:: Data supplied ::
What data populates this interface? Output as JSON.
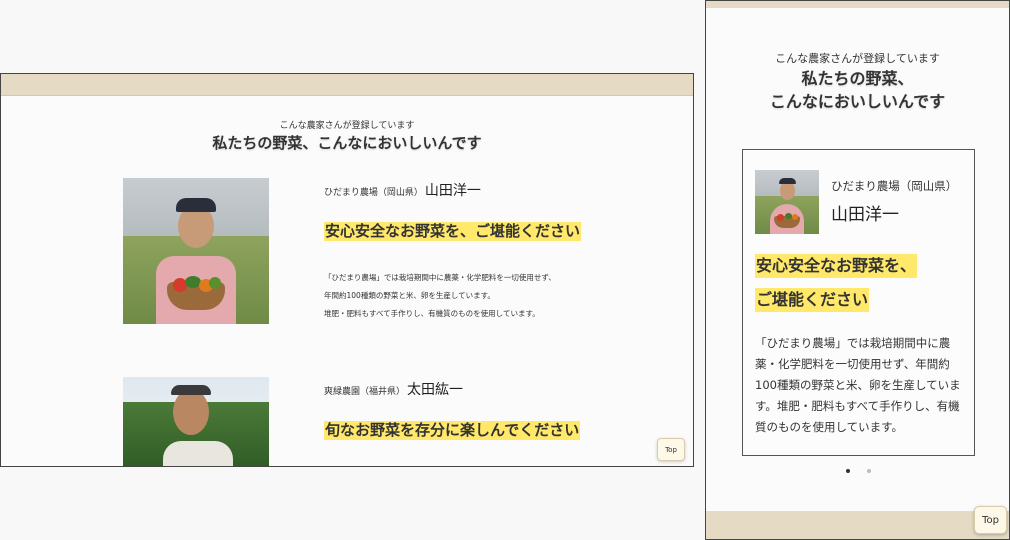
{
  "section": {
    "eyebrow": "こんな農家さんが登録しています",
    "heading": "私たちの野菜、こんなにおいしいんです",
    "heading_line1": "私たちの野菜、",
    "heading_line2": "こんなにおいしいんです"
  },
  "farmers": [
    {
      "farm": "ひだまり農場（岡山県）",
      "name": "山田洋一",
      "catch": "安心安全なお野菜を、ご堪能ください",
      "catch_line1": "安心安全なお野菜を、",
      "catch_line2": "ご堪能ください",
      "desc_lines": [
        "「ひだまり農場」では栽培期間中に農薬・化学肥料を一切使用せず、",
        "年間約100種類の野菜と米、卵を生産しています。",
        "堆肥・肥料もすべて手作りし、有機質のものを使用しています。"
      ],
      "desc_full": "「ひだまり農場」では栽培期間中に農薬・化学肥料を一切使用せず、年間約100種類の野菜と米、卵を生産しています。堆肥・肥料もすべて手作りし、有機質のものを使用しています。"
    },
    {
      "farm": "爽緑農園（福井県）",
      "name": "太田紘一",
      "catch": "旬なお野菜を存分に楽しんでください"
    }
  ],
  "buttons": {
    "top_label": "Top"
  },
  "carousel": {
    "active_index": 0,
    "count": 2
  },
  "colors": {
    "accent_bar": "#e5dac3",
    "highlight": "#ffe86a",
    "dot_active": "#333333",
    "dot_inactive": "#bbbbbb"
  }
}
:::
Drop the pictures and reproduce the rest of the entries above exactly.

What data populates this interface? Output as JSON.
{
  "section": {
    "eyebrow": "こんな農家さんが登録しています",
    "heading": "私たちの野菜、こんなにおいしいんです",
    "heading_line1": "私たちの野菜、",
    "heading_line2": "こんなにおいしいんです"
  },
  "farmers": [
    {
      "farm": "ひだまり農場（岡山県）",
      "name": "山田洋一",
      "catch": "安心安全なお野菜を、ご堪能ください",
      "catch_line1": "安心安全なお野菜を、",
      "catch_line2": "ご堪能ください",
      "desc_lines": [
        "「ひだまり農場」では栽培期間中に農薬・化学肥料を一切使用せず、",
        "年間約100種類の野菜と米、卵を生産しています。",
        "堆肥・肥料もすべて手作りし、有機質のものを使用しています。"
      ],
      "desc_full": "「ひだまり農場」では栽培期間中に農薬・化学肥料を一切使用せず、年間約100種類の野菜と米、卵を生産しています。堆肥・肥料もすべて手作りし、有機質のものを使用しています。"
    },
    {
      "farm": "爽緑農園（福井県）",
      "name": "太田紘一",
      "catch": "旬なお野菜を存分に楽しんでください"
    }
  ],
  "buttons": {
    "top_label": "Top"
  },
  "carousel": {
    "active_index": 0,
    "count": 2
  },
  "colors": {
    "accent_bar": "#e5dac3",
    "highlight": "#ffe86a",
    "dot_active": "#333333",
    "dot_inactive": "#bbbbbb"
  }
}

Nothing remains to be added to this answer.